━━━━━ RECORD EXTRACTS

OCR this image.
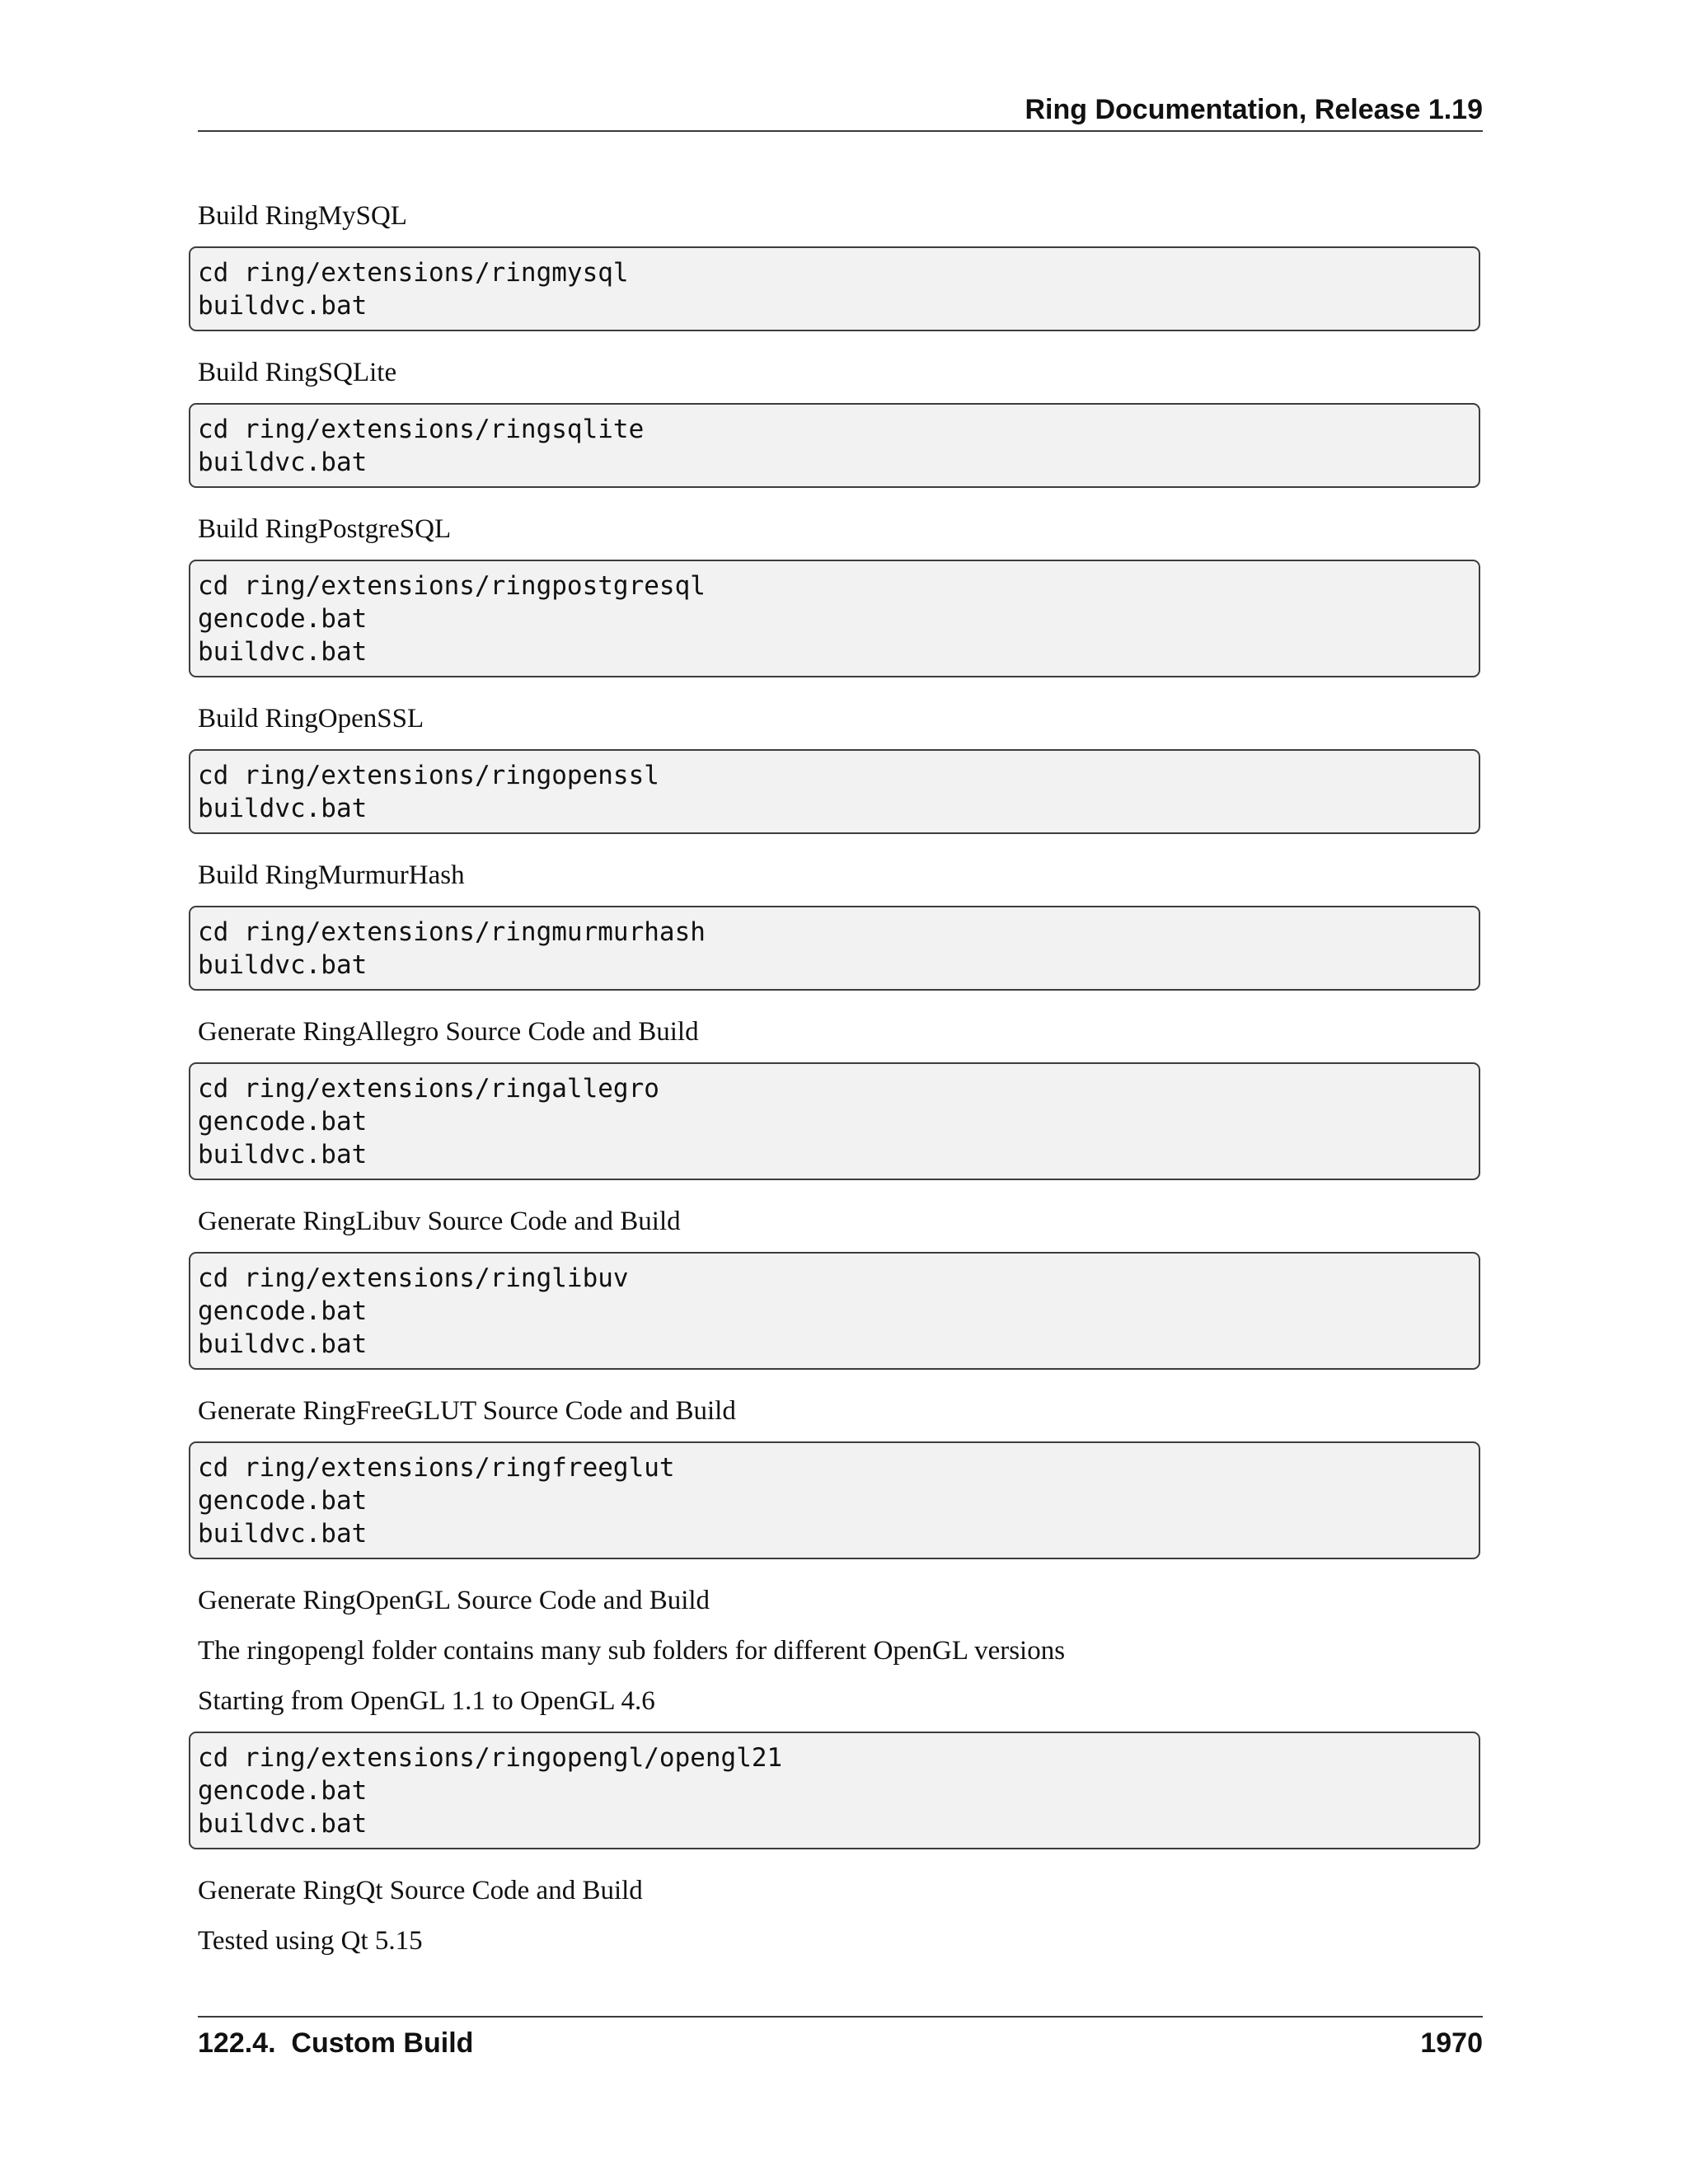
Ring Documentation, Release 1.19

Build RingMySQL

cd ring/extensions/ringmysql
buildvc.bat

Build RingSQLite

cd ring/extensions/ringsqlite
buildvc.bat

Build RingPostgreSQL

cd ring/extensions/ringpostgresql
gencode.bat
buildvc.bat

Build RingOpenSSL

cd ring/extensions/ringopenssl
buildvc.bat

Build RingMurmurHash

cd ring/extensions/ringmurmurhash
buildvc.bat

Generate RingAllegro Source Code and Build

cd ring/extensions/ringallegro
gencode.bat
buildvc.bat

Generate RingLibuv Source Code and Build

cd ring/extensions/ringlibuv
gencode.bat
buildvc.bat

Generate RingFreeGLUT Source Code and Build

cd ring/extensions/ringfreeglut
gencode.bat
buildvc.bat

Generate RingOpenGL Source Code and Build

The ringopengl folder contains many sub folders for different OpenGL versions

Starting from OpenGL 1.1 to OpenGL 4.6

cd ring/extensions/ringopengl/opengl21
gencode.bat
buildvc.bat

Generate RingQt Source Code and Build

Tested using Qt 5.15

122.4.  Custom Build	1970
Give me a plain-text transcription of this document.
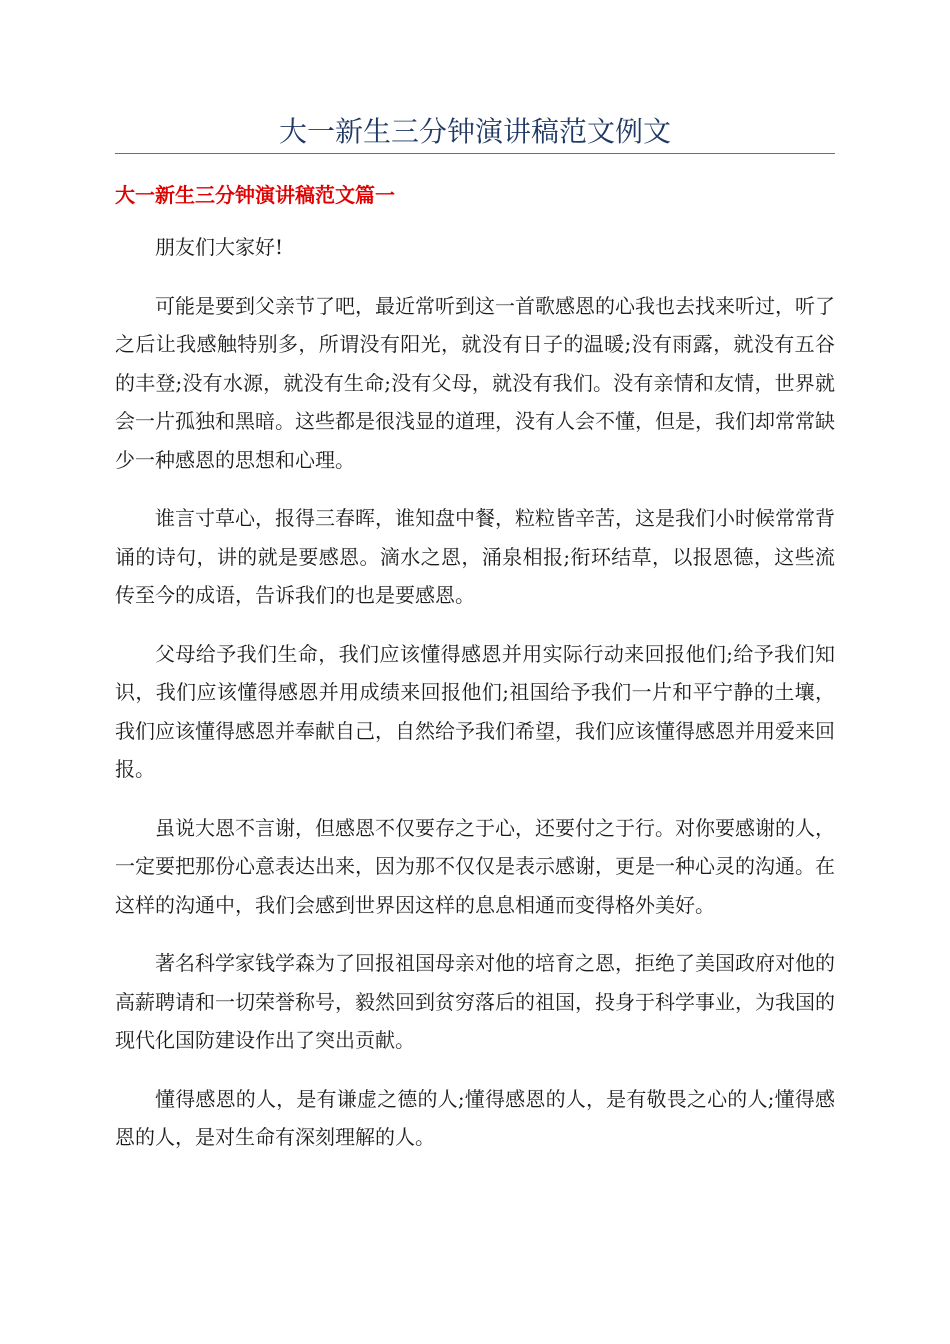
大一新生三分钟演讲稿范文例文
大一新生三分钟演讲稿范文篇一

朋友们大家好!

可能是要到父亲节了吧，最近常听到这一首歌感恩的心我也去找来听过，听了之后让我感触特别多，所谓没有阳光，就没有日子的温暖;没有雨露，就没有五谷的丰登;没有水源，就没有生命;没有父母，就没有我们。没有亲情和友情，世界就会一片孤独和黑暗。这些都是很浅显的道理，没有人会不懂，但是，我们却常常缺少一种感恩的思想和心理。

谁言寸草心，报得三春晖，谁知盘中餐，粒粒皆辛苦，这是我们小时候常常背诵的诗句，讲的就是要感恩。滴水之恩，涌泉相报;衔环结草，以报恩德，这些流传至今的成语，告诉我们的也是要感恩。

父母给予我们生命，我们应该懂得感恩并用实际行动来回报他们;给予我们知识，我们应该懂得感恩并用成绩来回报他们;祖国给予我们一片和平宁静的土壤，我们应该懂得感恩并奉献自己，自然给予我们希望，我们应该懂得感恩并用爱来回报。

虽说大恩不言谢，但感恩不仅要存之于心，还要付之于行。对你要感谢的人，一定要把那份心意表达出来，因为那不仅仅是表示感谢，更是一种心灵的沟通。在这样的沟通中，我们会感到世界因这样的息息相通而变得格外美好。

著名科学家钱学森为了回报祖国母亲对他的培育之恩，拒绝了美国政府对他的高薪聘请和一切荣誉称号，毅然回到贫穷落后的祖国，投身于科学事业，为我国的现代化国防建设作出了突出贡献。

懂得感恩的人，是有谦虚之德的人;懂得感恩的人，是有敬畏之心的人;懂得感恩的人，是对生命有深刻理解的人。
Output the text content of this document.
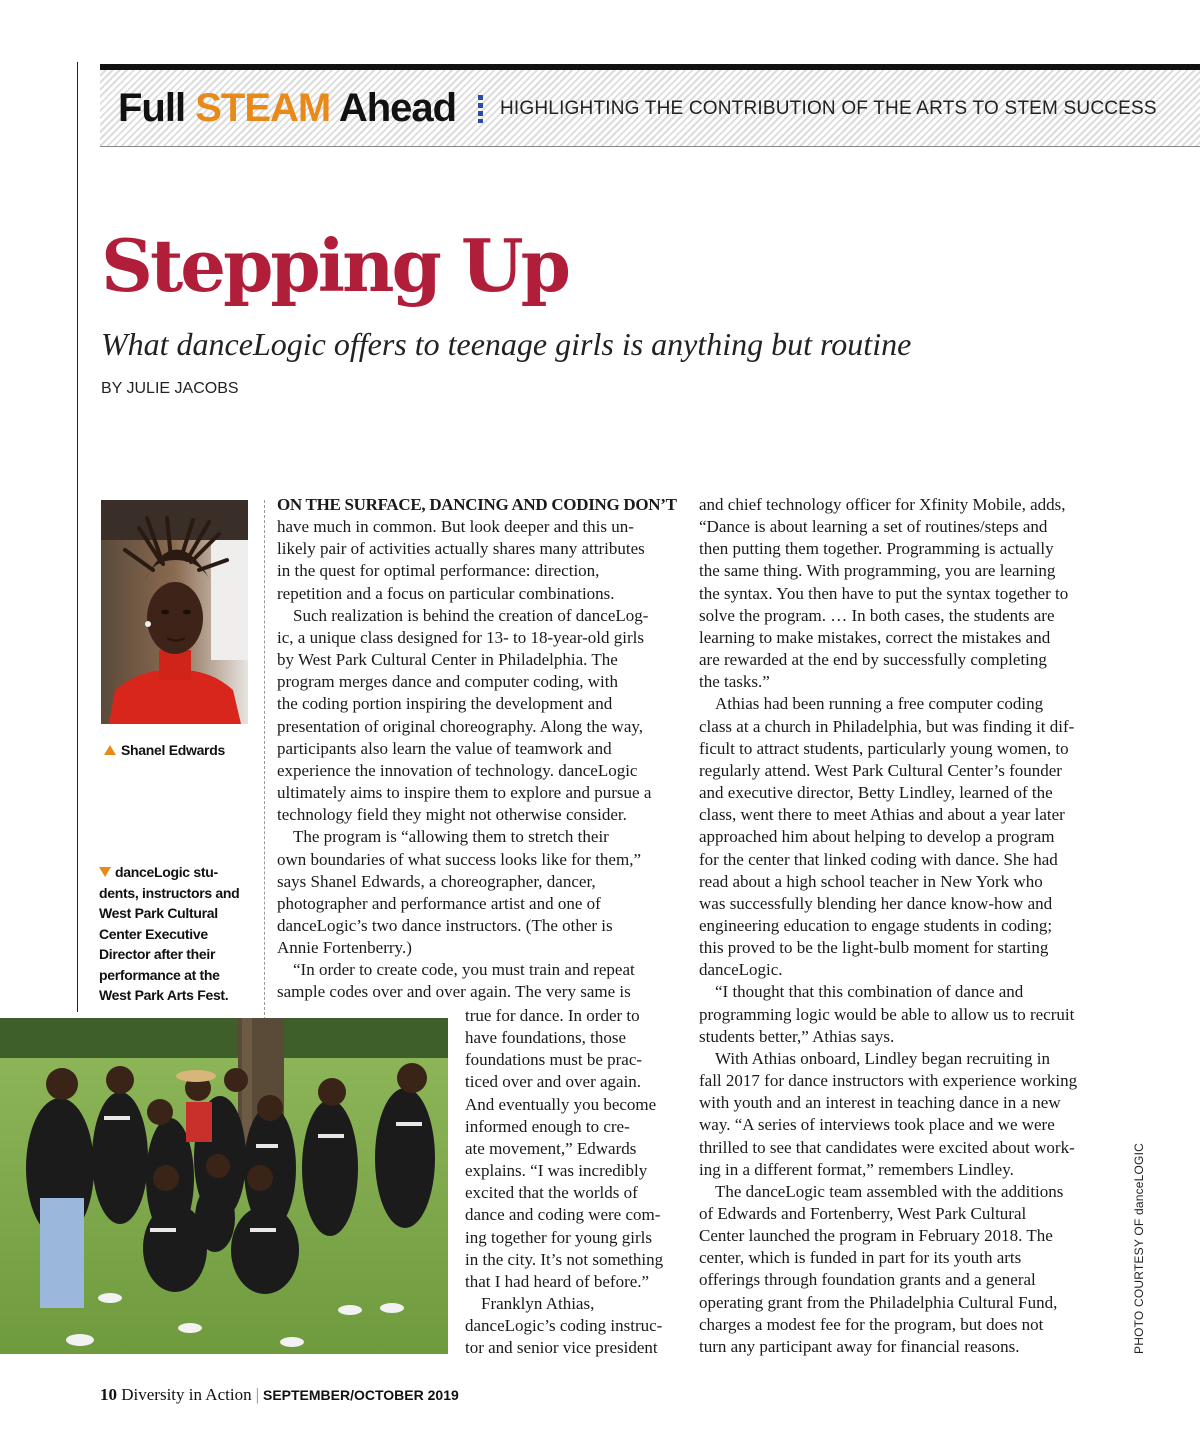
Full STEAM Ahead HIGHLIGHTING THE CONTRIBUTION OF THE ARTS TO STEM SUCCESS
Stepping Up
What danceLogic offers to teenage girls is anything but routine
BY JULIE JACOBS
Shanel Edwards
danceLogic stu-
dents, instructors and
West Park Cultural
Center Executive
Director after their
performance at the
West Park Arts Fest.
ON THE SURFACE, DANCING AND CODING DON’T
have much in common. But look deeper and this un-
likely pair of activities actually shares many attributes
in the quest for optimal performance: direction,
repetition and a focus on particular combinations.
Such realization is behind the creation of danceLog-
ic, a unique class designed for 13- to 18-year-old girls
by West Park Cultural Center in Philadelphia. The
program merges dance and computer coding, with
the coding portion inspiring the development and
presentation of original choreography. Along the way,
participants also learn the value of teamwork and
experience the innovation of technology. danceLogic
ultimately aims to inspire them to explore and pursue a
technology field they might not otherwise consider.
The program is “allowing them to stretch their
own boundaries of what success looks like for them,”
says Shanel Edwards, a choreographer, dancer,
photographer and performance artist and one of
danceLogic’s two dance instructors. (The other is
Annie Fortenberry.)
“In order to create code, you must train and repeat
sample codes over and over again. The very same is
true for dance. In order to
have foundations, those
foundations must be prac-
ticed over and over again.
And eventually you become
informed enough to cre-
ate movement,” Edwards
explains. “I was incredibly
excited that the worlds of
dance and coding were com-
ing together for young girls
in the city. It’s not something
that I had heard of before.”
Franklyn Athias,
danceLogic’s coding instruc-
tor and senior vice president
and chief technology officer for Xfinity Mobile, adds,
“Dance is about learning a set of routines/steps and
then putting them together. Programming is actually
the same thing. With programming, you are learning
the syntax. You then have to put the syntax together to
solve the program. … In both cases, the students are
learning to make mistakes, correct the mistakes and
are rewarded at the end by successfully completing
the tasks.”
Athias had been running a free computer coding
class at a church in Philadelphia, but was finding it dif-
ficult to attract students, particularly young women, to
regularly attend. West Park Cultural Center’s founder
and executive director, Betty Lindley, learned of the
class, went there to meet Athias and about a year later
approached him about helping to develop a program
for the center that linked coding with dance. She had
read about a high school teacher in New York who
was successfully blending her dance know-how and
engineering education to engage students in coding;
this proved to be the light-bulb moment for starting
danceLogic.
“I thought that this combination of dance and
programming logic would be able to allow us to recruit
students better,” Athias says.
With Athias onboard, Lindley began recruiting in
fall 2017 for dance instructors with experience working
with youth and an interest in teaching dance in a new
way. “A series of interviews took place and we were
thrilled to see that candidates were excited about work-
ing in a different format,” remembers Lindley.
The danceLogic team assembled with the additions
of Edwards and Fortenberry, West Park Cultural
Center launched the program in February 2018. The
center, which is funded in part for its youth arts
offerings through foundation grants and a general
operating grant from the Philadelphia Cultural Fund,
charges a modest fee for the program, but does not
turn any participant away for financial reasons.	PHOTO COURTESY OF danceLOGIC
10 Diversity in Action | SEPTEMBER/OCTOBER 2019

━━━━━━━━━━

**REQUEST**
Go through the material above and copy each line that has the word "actually".

**SOLUTION TO THIS EXERCISE**
likely pair of activities actually shares many attributes
then putting them together. Programming is actually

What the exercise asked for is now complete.